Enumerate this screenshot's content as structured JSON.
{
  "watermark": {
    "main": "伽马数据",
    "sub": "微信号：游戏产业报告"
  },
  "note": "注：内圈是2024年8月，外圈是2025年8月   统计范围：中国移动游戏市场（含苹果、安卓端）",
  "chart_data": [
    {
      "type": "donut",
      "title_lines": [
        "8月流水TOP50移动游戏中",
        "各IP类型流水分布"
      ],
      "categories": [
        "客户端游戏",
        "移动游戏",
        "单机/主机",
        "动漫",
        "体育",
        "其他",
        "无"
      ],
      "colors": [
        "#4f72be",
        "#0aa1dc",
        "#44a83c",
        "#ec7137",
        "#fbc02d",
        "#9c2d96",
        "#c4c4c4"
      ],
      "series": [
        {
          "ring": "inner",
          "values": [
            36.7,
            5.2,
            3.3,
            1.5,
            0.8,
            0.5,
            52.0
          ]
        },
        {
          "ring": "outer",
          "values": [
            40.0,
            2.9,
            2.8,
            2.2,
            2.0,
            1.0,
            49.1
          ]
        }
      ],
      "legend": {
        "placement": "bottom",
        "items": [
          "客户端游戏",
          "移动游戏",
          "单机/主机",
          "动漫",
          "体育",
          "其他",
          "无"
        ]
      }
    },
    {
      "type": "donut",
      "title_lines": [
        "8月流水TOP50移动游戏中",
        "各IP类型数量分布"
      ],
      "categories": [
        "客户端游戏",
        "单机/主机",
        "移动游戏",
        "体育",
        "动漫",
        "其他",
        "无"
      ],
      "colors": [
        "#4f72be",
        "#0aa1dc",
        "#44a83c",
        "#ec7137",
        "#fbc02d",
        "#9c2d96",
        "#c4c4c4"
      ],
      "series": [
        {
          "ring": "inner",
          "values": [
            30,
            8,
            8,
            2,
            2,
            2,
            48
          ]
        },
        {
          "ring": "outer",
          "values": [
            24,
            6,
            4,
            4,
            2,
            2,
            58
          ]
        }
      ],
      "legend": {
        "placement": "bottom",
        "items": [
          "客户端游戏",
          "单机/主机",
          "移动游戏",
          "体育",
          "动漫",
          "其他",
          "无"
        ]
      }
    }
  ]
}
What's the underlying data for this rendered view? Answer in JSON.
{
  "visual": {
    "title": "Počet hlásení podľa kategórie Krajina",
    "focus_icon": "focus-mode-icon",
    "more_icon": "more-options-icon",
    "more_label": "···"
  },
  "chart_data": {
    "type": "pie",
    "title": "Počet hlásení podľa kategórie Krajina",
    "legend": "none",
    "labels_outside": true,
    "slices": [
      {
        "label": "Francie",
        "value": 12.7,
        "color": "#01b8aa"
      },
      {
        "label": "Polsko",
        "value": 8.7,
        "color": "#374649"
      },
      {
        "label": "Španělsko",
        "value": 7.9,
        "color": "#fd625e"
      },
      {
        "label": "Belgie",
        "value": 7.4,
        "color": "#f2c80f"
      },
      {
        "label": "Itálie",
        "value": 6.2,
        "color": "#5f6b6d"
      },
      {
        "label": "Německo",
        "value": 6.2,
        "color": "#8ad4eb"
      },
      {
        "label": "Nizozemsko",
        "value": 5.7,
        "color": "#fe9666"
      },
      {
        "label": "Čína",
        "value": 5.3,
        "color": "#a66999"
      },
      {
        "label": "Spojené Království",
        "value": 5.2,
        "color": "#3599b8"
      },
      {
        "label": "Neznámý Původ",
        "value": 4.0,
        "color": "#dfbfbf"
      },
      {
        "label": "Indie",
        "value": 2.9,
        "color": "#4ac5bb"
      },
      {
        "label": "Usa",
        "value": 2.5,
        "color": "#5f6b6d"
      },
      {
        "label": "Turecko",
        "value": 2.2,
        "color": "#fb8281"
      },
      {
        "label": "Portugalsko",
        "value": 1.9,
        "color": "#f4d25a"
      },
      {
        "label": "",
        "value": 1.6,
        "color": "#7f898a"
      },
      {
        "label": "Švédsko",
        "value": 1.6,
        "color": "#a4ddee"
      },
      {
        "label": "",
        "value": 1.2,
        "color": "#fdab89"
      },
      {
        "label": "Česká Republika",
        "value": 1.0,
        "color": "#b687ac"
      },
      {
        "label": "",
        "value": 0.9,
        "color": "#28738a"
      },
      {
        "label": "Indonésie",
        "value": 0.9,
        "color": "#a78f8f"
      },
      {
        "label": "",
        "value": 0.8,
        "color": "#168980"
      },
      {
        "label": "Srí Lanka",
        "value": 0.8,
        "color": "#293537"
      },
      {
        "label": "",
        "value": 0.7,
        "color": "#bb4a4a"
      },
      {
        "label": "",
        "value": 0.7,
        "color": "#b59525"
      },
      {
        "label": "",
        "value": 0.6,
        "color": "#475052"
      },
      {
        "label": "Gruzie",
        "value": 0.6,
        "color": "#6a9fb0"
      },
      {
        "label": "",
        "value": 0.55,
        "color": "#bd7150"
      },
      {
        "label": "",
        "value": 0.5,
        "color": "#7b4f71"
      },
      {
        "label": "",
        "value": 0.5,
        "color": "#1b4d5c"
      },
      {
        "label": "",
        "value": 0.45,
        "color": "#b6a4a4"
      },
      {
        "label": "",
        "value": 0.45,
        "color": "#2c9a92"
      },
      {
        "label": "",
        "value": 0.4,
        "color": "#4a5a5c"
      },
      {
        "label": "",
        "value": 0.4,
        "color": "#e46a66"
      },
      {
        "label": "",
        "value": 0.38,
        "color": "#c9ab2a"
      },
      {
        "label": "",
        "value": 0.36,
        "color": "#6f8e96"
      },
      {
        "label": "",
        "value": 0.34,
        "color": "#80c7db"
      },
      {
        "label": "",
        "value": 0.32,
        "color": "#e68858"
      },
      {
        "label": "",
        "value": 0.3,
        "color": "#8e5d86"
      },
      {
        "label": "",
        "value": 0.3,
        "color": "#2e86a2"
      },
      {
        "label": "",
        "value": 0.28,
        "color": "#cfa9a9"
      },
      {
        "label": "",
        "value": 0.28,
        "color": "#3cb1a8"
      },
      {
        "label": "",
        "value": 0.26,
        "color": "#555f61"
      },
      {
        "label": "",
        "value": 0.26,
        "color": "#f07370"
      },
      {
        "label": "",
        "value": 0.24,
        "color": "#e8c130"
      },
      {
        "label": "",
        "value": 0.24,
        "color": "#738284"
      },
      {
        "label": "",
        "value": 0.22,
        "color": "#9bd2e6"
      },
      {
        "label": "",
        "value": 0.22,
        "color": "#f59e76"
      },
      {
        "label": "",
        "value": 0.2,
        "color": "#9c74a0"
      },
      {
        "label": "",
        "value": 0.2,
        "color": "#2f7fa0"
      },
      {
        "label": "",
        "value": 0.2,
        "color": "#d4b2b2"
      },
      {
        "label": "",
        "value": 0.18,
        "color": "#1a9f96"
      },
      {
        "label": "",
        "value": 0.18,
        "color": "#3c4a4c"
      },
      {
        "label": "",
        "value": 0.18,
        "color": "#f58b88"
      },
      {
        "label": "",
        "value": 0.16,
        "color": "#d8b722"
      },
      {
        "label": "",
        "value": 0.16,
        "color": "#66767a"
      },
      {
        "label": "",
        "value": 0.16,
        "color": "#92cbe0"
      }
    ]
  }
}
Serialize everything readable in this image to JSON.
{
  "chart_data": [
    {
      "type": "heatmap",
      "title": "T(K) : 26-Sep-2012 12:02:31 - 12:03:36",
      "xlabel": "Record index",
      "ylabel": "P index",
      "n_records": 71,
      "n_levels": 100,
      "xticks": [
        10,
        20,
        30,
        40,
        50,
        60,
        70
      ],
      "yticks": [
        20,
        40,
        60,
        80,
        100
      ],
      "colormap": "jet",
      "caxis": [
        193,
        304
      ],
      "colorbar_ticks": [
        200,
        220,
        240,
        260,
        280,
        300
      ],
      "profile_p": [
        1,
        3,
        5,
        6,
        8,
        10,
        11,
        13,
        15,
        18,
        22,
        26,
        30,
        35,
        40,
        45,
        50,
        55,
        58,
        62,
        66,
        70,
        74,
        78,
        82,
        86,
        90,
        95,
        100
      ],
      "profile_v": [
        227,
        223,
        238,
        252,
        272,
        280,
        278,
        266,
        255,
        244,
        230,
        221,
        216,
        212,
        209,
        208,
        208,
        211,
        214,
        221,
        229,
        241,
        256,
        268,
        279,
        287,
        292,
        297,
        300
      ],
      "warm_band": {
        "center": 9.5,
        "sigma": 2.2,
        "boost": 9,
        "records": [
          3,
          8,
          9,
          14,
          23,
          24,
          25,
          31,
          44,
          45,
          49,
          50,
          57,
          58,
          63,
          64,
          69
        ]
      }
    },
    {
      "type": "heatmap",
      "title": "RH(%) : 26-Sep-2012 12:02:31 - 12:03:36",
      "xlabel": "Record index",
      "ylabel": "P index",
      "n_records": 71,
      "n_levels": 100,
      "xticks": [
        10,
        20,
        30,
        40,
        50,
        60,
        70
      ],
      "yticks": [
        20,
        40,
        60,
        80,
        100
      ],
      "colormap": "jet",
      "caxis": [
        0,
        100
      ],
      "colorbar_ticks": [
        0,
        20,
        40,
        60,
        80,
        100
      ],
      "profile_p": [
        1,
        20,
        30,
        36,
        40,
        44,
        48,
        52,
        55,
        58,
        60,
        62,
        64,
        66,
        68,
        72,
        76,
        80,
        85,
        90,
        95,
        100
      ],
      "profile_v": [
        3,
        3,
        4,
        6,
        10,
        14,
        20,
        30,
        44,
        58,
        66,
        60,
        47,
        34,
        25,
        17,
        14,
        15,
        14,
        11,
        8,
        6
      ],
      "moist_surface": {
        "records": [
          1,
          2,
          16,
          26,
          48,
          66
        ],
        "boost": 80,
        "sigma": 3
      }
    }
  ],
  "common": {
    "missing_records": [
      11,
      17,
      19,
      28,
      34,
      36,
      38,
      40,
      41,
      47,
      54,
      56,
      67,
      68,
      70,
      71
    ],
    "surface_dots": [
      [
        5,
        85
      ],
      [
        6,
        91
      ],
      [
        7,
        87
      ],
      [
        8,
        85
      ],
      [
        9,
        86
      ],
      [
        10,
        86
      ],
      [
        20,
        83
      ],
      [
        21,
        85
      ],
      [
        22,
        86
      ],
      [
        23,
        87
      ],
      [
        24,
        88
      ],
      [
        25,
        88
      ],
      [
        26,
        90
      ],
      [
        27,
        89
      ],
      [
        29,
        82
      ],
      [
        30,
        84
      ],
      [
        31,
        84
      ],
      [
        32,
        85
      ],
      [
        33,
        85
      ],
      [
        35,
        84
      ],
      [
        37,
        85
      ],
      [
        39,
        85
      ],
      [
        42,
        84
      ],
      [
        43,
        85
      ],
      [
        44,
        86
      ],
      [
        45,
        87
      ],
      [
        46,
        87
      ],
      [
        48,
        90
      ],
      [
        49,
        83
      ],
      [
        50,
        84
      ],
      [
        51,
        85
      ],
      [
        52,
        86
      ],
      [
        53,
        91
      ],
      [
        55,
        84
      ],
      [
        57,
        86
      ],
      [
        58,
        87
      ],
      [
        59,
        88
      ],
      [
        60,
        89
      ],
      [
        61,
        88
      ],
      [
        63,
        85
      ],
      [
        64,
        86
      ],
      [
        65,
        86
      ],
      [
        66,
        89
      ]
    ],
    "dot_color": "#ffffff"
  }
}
※ ※ ※
Report the number of lines that include the string "JSON"; return nothing but the count.

EXERCISE OUTPUT:
3